====== RECORDS PROVIDED

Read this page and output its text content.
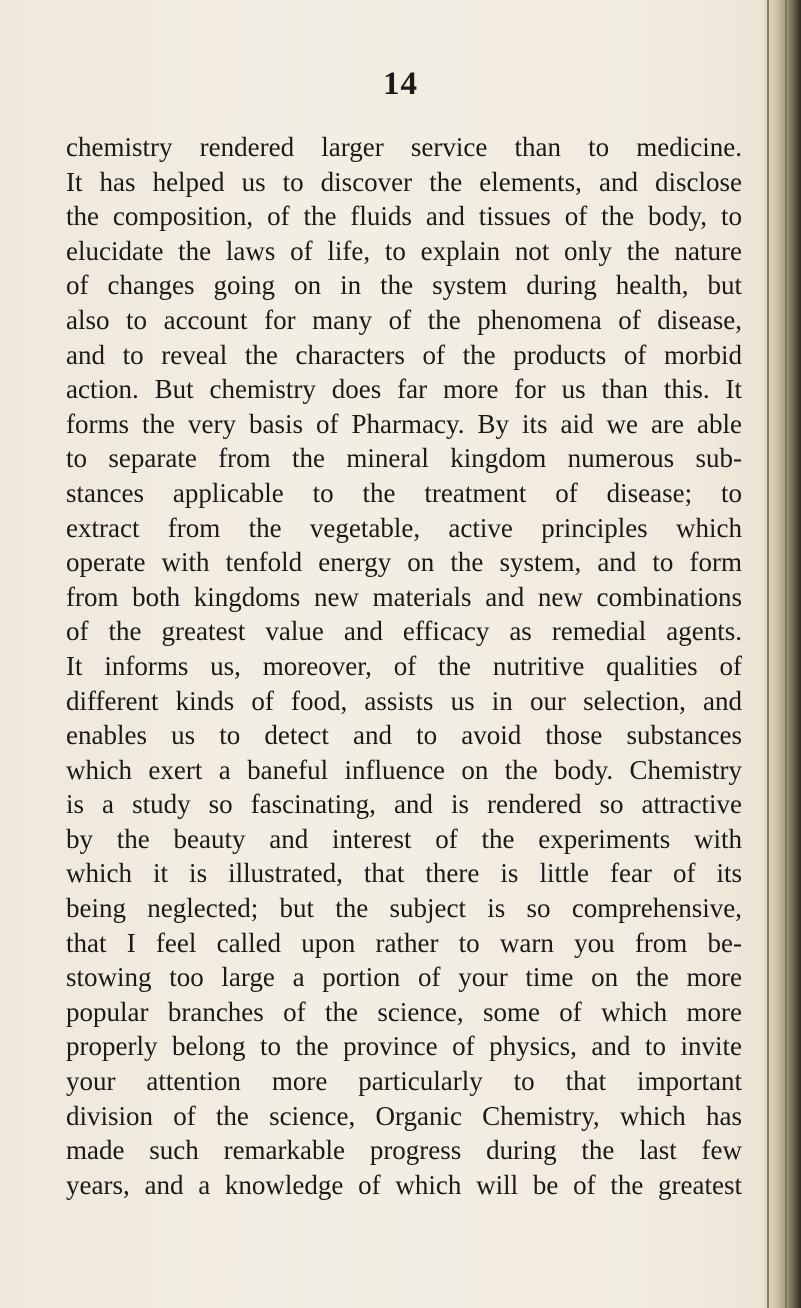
14
chemistry rendered larger service than to medicine.
It has helped us to discover the elements, and disclose
the composition, of the fluids and tissues of the body, to
elucidate the laws of life, to explain not only the nature
of changes going on in the system during health, but
also to account for many of the phenomena of disease,
and to reveal the characters of the products of morbid
action. But chemistry does far more for us than this. It
forms the very basis of Pharmacy. By its aid we are able
to separate from the mineral kingdom numerous sub-
stances applicable to the treatment of disease; to
extract from the vegetable, active principles which
operate with tenfold energy on the system, and to form
from both kingdoms new materials and new combinations
of the greatest value and efficacy as remedial agents.
It informs us, moreover, of the nutritive qualities of
different kinds of food, assists us in our selection, and
enables us to detect and to avoid those substances
which exert a baneful influence on the body. Chemistry
is a study so fascinating, and is rendered so attractive
by the beauty and interest of the experiments with
which it is illustrated, that there is little fear of its
being neglected; but the subject is so comprehensive,
that I feel called upon rather to warn you from be-
stowing too large a portion of your time on the more
popular branches of the science, some of which more
properly belong to the province of physics, and to invite
your attention more particularly to that important
division of the science, Organic Chemistry, which has
made such remarkable progress during the last few
years, and a knowledge of which will be of the greatest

============

• _DIRECTIONS_: Isolate the lines that hold the word "which" and copy all of them.

• _SOLUTION TO THIS TASK_:
extract from the vegetable, active principles which
which exert a baneful influence on the body. Chemistry
which it is illustrated, that there is little fear of its
popular branches of the science, some of which more
division of the science, Organic Chemistry, which has
years, and a knowledge of which will be of the greatest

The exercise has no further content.